RECORDS FOR PROCESSING ->
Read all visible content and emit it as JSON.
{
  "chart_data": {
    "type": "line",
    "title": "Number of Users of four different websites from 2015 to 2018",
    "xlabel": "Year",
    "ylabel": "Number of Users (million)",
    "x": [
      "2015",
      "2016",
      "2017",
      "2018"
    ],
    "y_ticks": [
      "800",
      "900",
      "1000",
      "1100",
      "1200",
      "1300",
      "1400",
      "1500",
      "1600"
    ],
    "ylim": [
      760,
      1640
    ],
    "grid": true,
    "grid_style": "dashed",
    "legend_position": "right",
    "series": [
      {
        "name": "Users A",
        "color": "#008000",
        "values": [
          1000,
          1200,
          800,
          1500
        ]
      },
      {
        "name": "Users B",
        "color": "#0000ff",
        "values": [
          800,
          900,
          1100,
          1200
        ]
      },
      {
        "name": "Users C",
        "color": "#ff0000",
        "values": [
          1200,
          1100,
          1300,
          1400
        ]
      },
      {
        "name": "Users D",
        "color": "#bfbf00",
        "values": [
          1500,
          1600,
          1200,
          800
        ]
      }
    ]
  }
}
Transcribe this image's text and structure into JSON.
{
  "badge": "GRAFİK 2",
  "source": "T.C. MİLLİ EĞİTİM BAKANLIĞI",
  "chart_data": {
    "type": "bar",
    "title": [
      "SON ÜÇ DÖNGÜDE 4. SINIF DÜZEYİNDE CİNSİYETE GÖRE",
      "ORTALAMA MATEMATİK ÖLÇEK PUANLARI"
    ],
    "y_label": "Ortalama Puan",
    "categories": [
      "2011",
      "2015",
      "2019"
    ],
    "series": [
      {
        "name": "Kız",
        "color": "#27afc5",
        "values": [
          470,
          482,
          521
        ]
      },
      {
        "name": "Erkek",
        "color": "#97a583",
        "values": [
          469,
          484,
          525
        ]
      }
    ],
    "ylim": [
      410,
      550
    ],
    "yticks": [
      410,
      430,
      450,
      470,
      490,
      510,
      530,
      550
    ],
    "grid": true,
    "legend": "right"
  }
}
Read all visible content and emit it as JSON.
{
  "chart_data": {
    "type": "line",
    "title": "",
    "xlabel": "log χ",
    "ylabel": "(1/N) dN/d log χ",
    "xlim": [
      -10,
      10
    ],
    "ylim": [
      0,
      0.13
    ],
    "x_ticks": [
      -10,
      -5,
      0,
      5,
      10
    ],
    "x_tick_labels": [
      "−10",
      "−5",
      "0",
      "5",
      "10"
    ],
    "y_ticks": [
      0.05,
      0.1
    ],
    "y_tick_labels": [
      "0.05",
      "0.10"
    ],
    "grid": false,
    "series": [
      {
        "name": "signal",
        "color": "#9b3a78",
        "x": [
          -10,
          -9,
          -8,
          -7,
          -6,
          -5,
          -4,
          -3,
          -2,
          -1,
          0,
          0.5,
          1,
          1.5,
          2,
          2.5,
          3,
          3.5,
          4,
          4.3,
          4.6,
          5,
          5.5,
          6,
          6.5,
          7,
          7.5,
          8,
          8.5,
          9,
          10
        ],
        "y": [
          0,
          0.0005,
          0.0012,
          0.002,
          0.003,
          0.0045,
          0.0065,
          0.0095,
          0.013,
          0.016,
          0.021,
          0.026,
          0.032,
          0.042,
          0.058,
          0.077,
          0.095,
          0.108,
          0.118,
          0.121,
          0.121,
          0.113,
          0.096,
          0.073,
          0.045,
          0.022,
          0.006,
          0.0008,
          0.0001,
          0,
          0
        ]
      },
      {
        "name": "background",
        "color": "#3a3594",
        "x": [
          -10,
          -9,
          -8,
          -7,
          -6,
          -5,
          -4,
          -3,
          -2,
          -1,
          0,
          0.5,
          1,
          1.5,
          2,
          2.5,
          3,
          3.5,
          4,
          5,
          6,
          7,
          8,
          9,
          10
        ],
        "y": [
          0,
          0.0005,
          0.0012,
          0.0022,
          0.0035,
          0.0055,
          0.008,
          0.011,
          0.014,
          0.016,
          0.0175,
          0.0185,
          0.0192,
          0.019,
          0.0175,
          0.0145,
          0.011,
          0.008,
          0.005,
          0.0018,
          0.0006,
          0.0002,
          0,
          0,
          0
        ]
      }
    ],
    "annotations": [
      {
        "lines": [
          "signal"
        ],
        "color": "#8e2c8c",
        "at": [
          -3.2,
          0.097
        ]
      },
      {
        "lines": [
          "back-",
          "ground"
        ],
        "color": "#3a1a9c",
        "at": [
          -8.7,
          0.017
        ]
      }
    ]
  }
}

PROBLEM DETAILS -> Copy the material above, line for line.

WRITTEN ANSWER ->
Read all visible content and emit it as JSON.
{
  "chart_data": {
    "type": "line",
    "title": "Number of Users of four different websites from 2015 to 2018",
    "xlabel": "Year",
    "ylabel": "Number of Users (million)",
    "x": [
      "2015",
      "2016",
      "2017",
      "2018"
    ],
    "y_ticks": [
      "800",
      "900",
      "1000",
      "1100",
      "1200",
      "1300",
      "1400",
      "1500",
      "1600"
    ],
    "ylim": [
      760,
      1640
    ],
    "grid": true,
    "grid_style": "dashed",
    "legend_position": "right",
    "series": [
      {
        "name": "Users A",
        "color": "#008000",
        "values": [
          1000,
          1200,
          800,
          1500
        ]
      },
      {
        "name": "Users B",
        "color": "#0000ff",
        "values": [
          800,
          900,
          1100,
          1200
        ]
      },
      {
        "name": "Users C",
        "color": "#ff0000",
        "values": [
          1200,
          1100,
          1300,
          1400
        ]
      },
      {
        "name": "Users D",
        "color": "#bfbf00",
        "values": [
          1500,
          1600,
          1200,
          800
        ]
      }
    ]
  }
}
Transcribe this image's text and structure into JSON.
{
  "badge": "GRAFİK 2",
  "source": "T.C. MİLLİ EĞİTİM BAKANLIĞI",
  "chart_data": {
    "type": "bar",
    "title": [
      "SON ÜÇ DÖNGÜDE 4. SINIF DÜZEYİNDE CİNSİYETE GÖRE",
      "ORTALAMA MATEMATİK ÖLÇEK PUANLARI"
    ],
    "y_label": "Ortalama Puan",
    "categories": [
      "2011",
      "2015",
      "2019"
    ],
    "series": [
      {
        "name": "Kız",
        "color": "#27afc5",
        "values": [
          470,
          482,
          521
        ]
      },
      {
        "name": "Erkek",
        "color": "#97a583",
        "values": [
          469,
          484,
          525
        ]
      }
    ],
    "ylim": [
      410,
      550
    ],
    "yticks": [
      410,
      430,
      450,
      470,
      490,
      510,
      530,
      550
    ],
    "grid": true,
    "legend": "right"
  }
}
Read all visible content and emit it as JSON.
{
  "chart_data": {
    "type": "line",
    "title": "",
    "xlabel": "log χ",
    "ylabel": "(1/N) dN/d log χ",
    "xlim": [
      -10,
      10
    ],
    "ylim": [
      0,
      0.13
    ],
    "x_ticks": [
      -10,
      -5,
      0,
      5,
      10
    ],
    "x_tick_labels": [
      "−10",
      "−5",
      "0",
      "5",
      "10"
    ],
    "y_ticks": [
      0.05,
      0.1
    ],
    "y_tick_labels": [
      "0.05",
      "0.10"
    ],
    "grid": false,
    "series": [
      {
        "name": "signal",
        "color": "#9b3a78",
        "x": [
          -10,
          -9,
          -8,
          -7,
          -6,
          -5,
          -4,
          -3,
          -2,
          -1,
          0,
          0.5,
          1,
          1.5,
          2,
          2.5,
          3,
          3.5,
          4,
          4.3,
          4.6,
          5,
          5.5,
          6,
          6.5,
          7,
          7.5,
          8,
          8.5,
          9,
          10
        ],
        "y": [
          0,
          0.0005,
          0.0012,
          0.002,
          0.003,
          0.0045,
          0.0065,
          0.0095,
          0.013,
          0.016,
          0.021,
          0.026,
          0.032,
          0.042,
          0.058,
          0.077,
          0.095,
          0.108,
          0.118,
          0.121,
          0.121,
          0.113,
          0.096,
          0.073,
          0.045,
          0.022,
          0.006,
          0.0008,
          0.0001,
          0,
          0
        ]
      },
      {
        "name": "background",
        "color": "#3a3594",
        "x": [
          -10,
          -9,
          -8,
          -7,
          -6,
          -5,
          -4,
          -3,
          -2,
          -1,
          0,
          0.5,
          1,
          1.5,
          2,
          2.5,
          3,
          3.5,
          4,
          5,
          6,
          7,
          8,
          9,
          10
        ],
        "y": [
          0,
          0.0005,
          0.0012,
          0.0022,
          0.0035,
          0.0055,
          0.008,
          0.011,
          0.014,
          0.016,
          0.0175,
          0.0185,
          0.0192,
          0.019,
          0.0175,
          0.0145,
          0.011,
          0.008,
          0.005,
          0.0018,
          0.0006,
          0.0002,
          0,
          0,
          0
        ]
      }
    ],
    "annotations": [
      {
        "lines": [
          "signal"
        ],
        "color": "#8e2c8c",
        "at": [
          -3.2,
          0.097
        ]
      },
      {
        "lines": [
          "back-",
          "ground"
        ],
        "color": "#3a1a9c",
        "at": [
          -8.7,
          0.017
        ]
      }
    ]
  }
}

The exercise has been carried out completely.